Saved entries
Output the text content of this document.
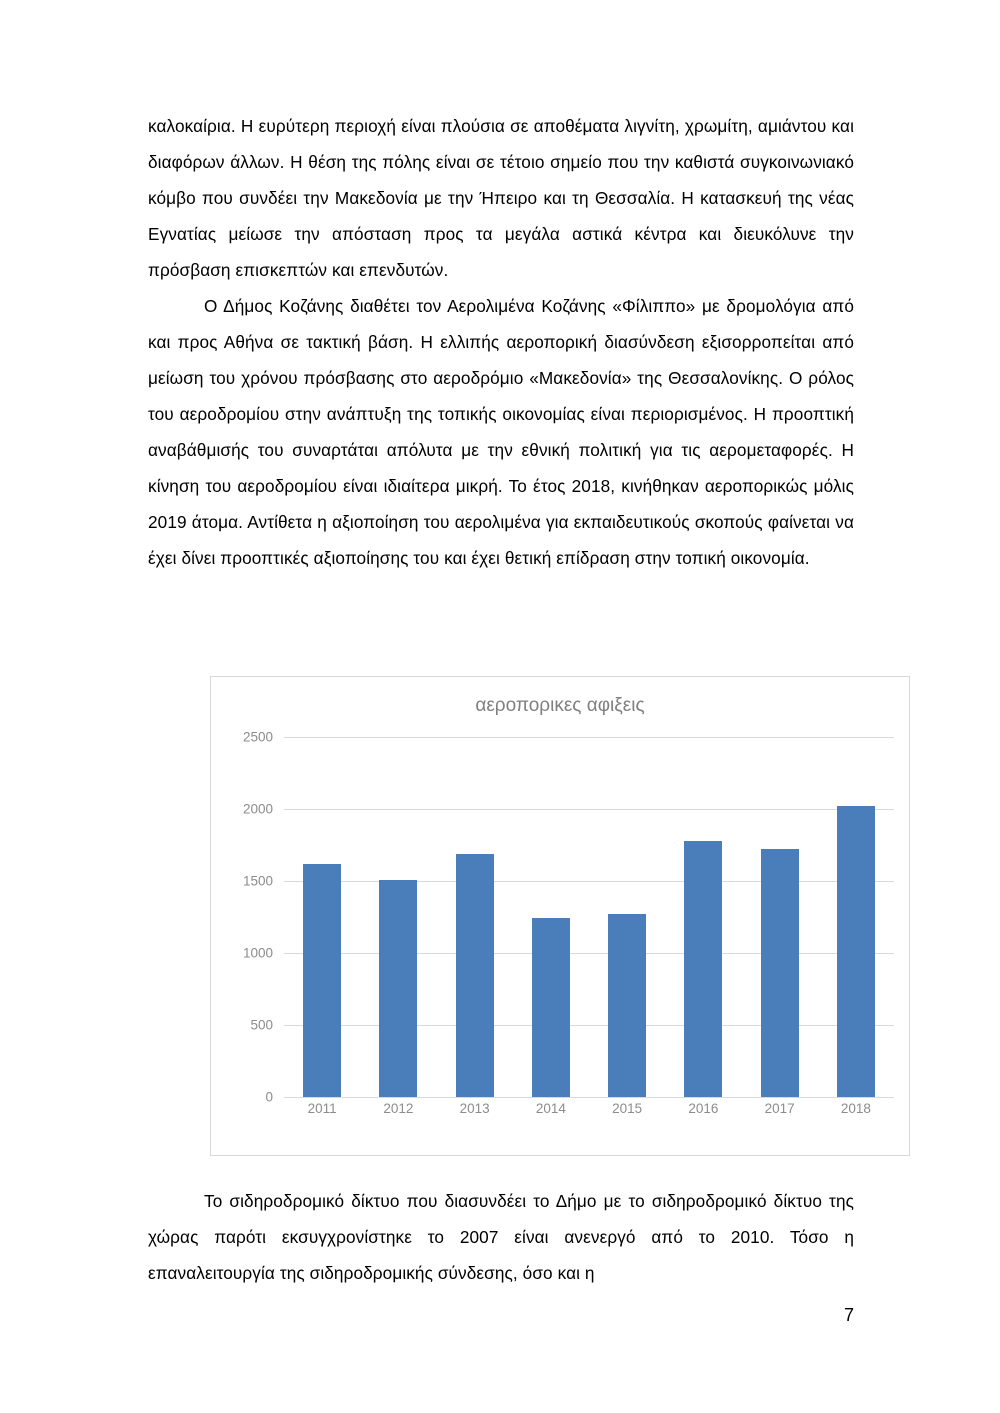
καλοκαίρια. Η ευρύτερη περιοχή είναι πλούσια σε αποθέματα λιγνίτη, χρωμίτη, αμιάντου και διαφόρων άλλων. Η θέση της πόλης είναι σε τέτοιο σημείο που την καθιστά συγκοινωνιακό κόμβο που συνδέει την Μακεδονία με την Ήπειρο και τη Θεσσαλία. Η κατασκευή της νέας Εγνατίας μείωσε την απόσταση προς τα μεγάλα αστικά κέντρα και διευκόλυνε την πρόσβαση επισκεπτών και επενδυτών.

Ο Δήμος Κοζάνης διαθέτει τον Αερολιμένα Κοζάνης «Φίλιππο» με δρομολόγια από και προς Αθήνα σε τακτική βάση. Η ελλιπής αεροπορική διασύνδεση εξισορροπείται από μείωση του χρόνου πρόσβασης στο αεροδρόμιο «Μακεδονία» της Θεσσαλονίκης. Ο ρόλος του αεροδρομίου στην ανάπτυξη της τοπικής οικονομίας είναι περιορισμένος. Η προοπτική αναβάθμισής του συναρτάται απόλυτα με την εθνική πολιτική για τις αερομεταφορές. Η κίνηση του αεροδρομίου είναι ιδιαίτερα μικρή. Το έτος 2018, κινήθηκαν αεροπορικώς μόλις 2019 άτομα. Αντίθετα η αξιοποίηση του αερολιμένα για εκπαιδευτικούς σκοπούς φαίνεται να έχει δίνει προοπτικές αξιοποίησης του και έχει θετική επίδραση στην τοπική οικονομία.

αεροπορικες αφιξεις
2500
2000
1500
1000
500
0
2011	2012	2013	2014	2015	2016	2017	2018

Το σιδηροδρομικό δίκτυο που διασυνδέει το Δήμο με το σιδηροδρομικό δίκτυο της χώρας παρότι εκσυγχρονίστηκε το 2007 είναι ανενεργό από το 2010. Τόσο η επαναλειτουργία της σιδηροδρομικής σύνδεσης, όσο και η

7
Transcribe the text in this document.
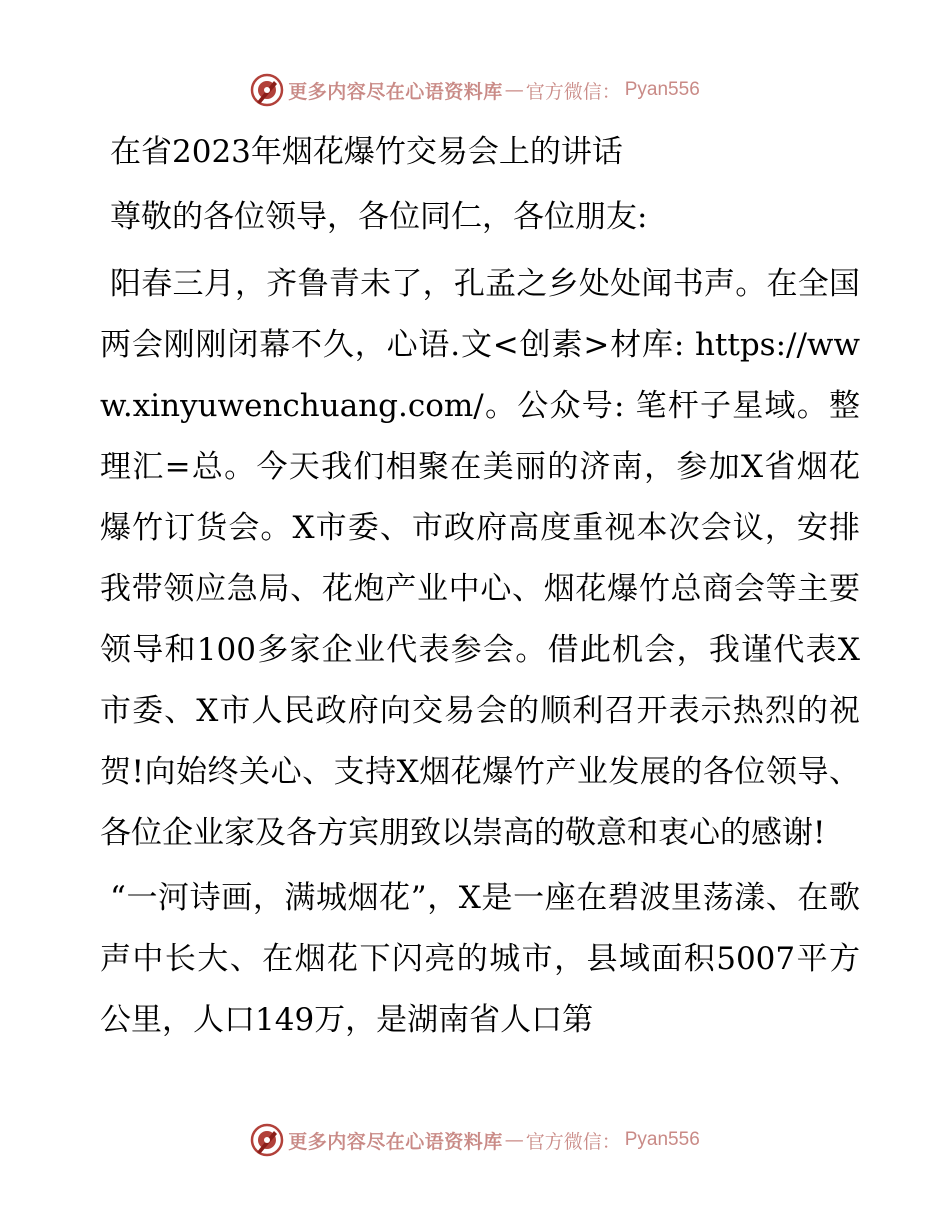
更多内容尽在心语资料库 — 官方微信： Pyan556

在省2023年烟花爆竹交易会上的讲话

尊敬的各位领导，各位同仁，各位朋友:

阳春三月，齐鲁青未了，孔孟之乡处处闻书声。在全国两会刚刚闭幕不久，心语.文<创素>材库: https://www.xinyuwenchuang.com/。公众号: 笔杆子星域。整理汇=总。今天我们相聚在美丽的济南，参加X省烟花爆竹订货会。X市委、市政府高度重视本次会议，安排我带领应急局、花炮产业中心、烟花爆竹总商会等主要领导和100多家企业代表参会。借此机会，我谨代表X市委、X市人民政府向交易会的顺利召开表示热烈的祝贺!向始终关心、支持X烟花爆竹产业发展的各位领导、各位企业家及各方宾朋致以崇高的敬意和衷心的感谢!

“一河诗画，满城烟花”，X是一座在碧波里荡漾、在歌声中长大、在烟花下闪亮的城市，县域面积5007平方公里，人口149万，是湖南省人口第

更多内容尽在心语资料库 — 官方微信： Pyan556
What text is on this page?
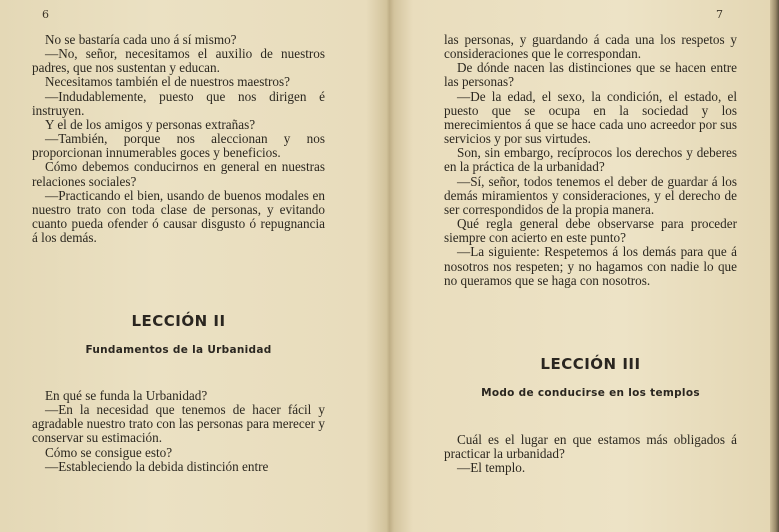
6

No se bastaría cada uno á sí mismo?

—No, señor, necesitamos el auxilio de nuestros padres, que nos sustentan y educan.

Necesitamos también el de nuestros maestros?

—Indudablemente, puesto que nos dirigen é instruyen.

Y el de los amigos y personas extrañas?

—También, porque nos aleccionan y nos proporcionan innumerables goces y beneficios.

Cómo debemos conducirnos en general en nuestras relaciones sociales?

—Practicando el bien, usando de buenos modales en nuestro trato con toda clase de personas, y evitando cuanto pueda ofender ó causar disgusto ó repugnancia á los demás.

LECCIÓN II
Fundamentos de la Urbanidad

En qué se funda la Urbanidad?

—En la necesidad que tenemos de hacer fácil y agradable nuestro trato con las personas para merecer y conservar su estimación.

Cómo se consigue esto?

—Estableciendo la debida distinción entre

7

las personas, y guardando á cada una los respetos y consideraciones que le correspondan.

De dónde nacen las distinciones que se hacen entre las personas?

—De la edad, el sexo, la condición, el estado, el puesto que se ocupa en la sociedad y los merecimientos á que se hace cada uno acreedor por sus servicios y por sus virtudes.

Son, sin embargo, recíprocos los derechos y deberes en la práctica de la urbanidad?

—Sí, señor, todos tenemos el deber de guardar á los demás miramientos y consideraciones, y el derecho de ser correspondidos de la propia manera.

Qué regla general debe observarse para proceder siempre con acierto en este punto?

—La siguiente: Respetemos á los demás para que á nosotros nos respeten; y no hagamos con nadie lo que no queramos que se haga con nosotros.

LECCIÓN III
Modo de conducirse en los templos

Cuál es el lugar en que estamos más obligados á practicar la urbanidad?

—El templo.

= WHAT THE EXERCISE ASKS =
Filter the records down to the lines that contain the string "entre", and copy those lines.

= FINISHED EXERCISE =
—Estableciendo la debida distinción entre
De dónde nacen las distinciones que se hacen entre las personas?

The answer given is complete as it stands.